* What you should do
Tally up the lines where the string "JSON" appears; reply with the number only.

* Material supplied
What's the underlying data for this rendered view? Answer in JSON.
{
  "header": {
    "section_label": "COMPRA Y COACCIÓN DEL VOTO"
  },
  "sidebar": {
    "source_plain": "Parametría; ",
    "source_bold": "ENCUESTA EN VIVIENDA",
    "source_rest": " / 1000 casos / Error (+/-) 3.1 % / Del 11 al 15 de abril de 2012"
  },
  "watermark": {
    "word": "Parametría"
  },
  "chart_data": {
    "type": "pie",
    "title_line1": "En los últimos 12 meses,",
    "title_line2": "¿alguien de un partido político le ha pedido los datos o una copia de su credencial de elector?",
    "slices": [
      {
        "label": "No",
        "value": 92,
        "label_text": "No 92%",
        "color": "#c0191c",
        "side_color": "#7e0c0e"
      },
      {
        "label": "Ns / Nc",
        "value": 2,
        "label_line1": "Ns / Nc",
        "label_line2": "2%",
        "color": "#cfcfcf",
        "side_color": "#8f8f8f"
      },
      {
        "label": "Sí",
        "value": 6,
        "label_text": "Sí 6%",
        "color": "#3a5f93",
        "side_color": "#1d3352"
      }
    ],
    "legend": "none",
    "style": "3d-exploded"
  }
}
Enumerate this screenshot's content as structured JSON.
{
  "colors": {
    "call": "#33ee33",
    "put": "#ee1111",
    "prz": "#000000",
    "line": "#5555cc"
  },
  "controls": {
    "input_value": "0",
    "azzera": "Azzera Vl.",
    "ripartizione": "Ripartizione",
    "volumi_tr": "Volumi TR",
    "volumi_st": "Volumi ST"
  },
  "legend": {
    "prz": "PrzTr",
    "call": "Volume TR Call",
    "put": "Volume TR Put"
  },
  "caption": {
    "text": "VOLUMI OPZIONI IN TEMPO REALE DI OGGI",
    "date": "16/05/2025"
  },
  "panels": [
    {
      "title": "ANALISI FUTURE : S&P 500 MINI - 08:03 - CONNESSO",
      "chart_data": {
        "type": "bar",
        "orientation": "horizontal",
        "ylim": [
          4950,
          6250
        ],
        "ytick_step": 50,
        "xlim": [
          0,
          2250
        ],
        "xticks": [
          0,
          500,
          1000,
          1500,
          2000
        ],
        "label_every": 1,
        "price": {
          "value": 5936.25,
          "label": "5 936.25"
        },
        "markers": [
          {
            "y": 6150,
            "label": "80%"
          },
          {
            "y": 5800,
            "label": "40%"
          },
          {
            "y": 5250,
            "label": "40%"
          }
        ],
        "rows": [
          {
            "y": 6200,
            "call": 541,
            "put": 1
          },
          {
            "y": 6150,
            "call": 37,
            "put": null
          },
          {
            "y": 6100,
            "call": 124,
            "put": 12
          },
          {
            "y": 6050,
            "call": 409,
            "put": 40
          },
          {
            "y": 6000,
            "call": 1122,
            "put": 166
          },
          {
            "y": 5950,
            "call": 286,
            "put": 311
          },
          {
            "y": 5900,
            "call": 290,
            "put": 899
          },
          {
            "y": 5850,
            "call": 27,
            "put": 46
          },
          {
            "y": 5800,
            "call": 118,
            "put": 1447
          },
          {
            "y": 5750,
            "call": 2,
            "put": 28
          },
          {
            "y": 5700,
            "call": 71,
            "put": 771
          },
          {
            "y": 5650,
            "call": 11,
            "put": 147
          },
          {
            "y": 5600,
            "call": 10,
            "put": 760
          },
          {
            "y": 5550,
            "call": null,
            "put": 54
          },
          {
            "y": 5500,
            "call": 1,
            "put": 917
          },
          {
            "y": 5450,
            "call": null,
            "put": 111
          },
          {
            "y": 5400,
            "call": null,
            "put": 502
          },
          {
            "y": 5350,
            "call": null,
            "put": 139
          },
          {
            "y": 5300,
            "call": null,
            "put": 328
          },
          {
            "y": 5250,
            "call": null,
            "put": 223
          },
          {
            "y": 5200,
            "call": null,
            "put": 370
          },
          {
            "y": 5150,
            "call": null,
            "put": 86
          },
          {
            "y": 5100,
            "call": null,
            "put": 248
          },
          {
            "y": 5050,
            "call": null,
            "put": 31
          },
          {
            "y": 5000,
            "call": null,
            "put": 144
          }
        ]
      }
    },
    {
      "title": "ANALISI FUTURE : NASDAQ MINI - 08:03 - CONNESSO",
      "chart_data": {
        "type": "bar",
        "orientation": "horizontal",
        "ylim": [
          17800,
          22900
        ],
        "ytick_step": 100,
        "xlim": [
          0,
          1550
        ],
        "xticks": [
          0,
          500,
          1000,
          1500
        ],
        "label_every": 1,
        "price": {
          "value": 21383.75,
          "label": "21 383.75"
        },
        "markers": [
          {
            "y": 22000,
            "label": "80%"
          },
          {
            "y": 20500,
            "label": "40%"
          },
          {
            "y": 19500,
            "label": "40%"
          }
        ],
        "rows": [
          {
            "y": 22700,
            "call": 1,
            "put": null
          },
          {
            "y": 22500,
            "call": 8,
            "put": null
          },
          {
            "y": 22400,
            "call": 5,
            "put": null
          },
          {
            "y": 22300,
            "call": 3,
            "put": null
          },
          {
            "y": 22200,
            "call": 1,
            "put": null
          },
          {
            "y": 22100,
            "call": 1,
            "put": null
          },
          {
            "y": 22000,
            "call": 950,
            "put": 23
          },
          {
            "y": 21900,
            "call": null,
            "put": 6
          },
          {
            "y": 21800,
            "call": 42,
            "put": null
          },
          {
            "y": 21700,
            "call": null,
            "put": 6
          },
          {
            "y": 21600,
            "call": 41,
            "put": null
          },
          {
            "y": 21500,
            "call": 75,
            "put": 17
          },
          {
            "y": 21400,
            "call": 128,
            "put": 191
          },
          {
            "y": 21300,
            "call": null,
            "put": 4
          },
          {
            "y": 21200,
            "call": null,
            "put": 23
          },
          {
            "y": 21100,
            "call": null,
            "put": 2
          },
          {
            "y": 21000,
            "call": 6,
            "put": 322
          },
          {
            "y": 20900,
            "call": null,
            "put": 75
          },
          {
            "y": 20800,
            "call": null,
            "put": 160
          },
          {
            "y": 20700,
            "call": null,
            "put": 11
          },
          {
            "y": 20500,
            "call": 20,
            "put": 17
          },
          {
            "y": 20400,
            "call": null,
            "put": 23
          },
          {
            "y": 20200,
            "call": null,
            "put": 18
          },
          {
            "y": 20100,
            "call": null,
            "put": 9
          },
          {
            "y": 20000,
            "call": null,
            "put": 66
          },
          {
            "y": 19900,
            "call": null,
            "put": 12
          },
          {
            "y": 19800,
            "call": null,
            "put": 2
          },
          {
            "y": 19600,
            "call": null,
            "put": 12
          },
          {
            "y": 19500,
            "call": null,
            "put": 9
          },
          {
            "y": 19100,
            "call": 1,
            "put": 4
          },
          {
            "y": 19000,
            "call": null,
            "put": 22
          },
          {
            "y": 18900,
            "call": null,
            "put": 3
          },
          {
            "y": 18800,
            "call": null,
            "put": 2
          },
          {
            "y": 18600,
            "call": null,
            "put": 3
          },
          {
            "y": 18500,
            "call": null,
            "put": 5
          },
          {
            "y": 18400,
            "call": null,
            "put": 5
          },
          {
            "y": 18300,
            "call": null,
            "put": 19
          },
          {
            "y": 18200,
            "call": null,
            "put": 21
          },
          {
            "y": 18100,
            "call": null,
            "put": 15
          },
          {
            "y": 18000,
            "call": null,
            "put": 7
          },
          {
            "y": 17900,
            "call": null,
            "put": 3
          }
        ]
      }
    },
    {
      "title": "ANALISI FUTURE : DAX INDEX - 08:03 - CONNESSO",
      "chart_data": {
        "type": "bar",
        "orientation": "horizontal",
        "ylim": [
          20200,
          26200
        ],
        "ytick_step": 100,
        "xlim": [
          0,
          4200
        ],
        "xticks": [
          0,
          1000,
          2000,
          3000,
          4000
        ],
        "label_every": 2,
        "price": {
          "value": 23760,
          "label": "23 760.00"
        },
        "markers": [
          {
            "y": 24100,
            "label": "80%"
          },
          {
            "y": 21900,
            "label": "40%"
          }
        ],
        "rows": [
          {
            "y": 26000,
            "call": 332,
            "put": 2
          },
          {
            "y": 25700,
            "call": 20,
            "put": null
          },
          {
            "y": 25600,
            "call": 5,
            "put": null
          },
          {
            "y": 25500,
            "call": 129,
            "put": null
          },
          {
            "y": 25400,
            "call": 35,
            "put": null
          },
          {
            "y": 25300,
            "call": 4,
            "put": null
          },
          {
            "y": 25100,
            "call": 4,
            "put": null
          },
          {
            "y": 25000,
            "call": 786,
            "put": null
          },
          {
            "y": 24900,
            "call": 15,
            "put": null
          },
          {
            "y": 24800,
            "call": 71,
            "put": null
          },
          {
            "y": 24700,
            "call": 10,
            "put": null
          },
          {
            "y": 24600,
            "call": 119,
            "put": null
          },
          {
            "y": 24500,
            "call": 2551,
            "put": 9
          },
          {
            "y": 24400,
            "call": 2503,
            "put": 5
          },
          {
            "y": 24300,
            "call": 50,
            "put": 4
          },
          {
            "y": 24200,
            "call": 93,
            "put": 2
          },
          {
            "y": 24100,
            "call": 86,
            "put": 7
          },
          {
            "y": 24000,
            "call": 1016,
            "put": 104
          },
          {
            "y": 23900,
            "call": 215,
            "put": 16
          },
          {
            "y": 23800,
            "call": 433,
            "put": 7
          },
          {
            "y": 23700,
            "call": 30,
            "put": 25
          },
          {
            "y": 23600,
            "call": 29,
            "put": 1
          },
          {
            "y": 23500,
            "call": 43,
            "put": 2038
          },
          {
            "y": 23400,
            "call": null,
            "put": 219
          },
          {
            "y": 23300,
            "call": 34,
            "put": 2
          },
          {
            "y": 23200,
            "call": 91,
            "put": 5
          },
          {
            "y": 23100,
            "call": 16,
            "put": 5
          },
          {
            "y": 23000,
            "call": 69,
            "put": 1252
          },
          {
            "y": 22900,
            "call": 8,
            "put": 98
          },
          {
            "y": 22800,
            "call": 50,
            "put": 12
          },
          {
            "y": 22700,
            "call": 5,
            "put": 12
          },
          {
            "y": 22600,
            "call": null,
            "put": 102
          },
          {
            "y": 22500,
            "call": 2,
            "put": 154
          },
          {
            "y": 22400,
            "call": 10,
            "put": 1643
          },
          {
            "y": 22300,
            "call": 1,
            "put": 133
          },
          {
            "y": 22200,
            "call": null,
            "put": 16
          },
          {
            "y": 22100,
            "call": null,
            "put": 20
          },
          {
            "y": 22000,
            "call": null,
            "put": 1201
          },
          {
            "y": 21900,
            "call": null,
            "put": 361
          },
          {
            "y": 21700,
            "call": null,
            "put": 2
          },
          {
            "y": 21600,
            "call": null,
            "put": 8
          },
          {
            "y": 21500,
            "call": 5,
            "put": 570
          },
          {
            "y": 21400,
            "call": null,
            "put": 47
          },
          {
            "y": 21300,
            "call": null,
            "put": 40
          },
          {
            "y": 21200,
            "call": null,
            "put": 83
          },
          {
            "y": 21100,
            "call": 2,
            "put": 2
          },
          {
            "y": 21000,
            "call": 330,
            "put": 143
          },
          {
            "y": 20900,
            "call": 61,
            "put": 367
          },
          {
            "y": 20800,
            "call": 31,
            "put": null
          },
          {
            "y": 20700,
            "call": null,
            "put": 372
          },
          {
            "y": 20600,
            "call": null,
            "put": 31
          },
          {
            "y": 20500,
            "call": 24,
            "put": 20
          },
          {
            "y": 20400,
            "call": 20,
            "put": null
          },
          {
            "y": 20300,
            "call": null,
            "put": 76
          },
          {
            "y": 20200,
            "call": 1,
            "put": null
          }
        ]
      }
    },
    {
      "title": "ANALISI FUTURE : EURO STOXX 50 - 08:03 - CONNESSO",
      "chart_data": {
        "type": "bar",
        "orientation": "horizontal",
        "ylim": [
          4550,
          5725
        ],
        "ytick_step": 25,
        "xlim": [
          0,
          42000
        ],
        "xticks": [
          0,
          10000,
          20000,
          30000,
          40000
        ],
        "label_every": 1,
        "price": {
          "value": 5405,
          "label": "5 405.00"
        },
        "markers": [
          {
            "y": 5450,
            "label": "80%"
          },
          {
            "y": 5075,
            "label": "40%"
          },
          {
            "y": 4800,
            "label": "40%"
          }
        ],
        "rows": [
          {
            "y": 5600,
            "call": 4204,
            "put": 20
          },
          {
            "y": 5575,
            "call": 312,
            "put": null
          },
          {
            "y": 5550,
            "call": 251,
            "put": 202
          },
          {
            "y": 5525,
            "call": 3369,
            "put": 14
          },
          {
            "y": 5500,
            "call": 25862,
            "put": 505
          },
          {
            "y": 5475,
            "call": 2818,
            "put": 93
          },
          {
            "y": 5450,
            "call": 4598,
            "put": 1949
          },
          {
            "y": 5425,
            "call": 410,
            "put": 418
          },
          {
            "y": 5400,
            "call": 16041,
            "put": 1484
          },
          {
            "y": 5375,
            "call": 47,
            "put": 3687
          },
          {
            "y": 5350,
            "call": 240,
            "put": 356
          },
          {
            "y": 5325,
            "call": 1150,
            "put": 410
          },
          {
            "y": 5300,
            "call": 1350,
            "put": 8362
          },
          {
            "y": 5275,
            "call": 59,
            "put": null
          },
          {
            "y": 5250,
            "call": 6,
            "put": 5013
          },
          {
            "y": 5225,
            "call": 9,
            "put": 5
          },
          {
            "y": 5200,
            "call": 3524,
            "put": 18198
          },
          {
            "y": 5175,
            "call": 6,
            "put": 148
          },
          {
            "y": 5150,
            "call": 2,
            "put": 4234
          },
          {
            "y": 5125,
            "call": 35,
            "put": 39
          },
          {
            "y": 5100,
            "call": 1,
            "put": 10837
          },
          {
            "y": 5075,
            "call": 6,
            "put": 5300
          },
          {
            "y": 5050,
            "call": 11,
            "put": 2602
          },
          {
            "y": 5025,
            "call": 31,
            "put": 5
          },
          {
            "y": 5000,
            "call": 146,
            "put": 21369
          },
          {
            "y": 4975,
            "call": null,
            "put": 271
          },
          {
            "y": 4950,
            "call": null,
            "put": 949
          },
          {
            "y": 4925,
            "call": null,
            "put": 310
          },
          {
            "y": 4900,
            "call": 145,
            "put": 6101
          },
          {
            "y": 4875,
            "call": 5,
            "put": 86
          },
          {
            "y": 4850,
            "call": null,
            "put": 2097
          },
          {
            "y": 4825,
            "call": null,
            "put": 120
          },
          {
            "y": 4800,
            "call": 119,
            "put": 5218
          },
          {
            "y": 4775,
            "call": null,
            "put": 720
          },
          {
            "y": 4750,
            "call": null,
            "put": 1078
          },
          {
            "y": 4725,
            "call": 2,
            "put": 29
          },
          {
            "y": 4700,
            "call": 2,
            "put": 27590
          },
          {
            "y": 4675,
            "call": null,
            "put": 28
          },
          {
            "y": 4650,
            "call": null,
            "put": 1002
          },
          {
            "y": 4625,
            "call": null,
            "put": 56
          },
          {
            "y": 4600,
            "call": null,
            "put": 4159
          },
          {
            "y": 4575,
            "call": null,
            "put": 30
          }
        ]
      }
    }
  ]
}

* Exercise answer
2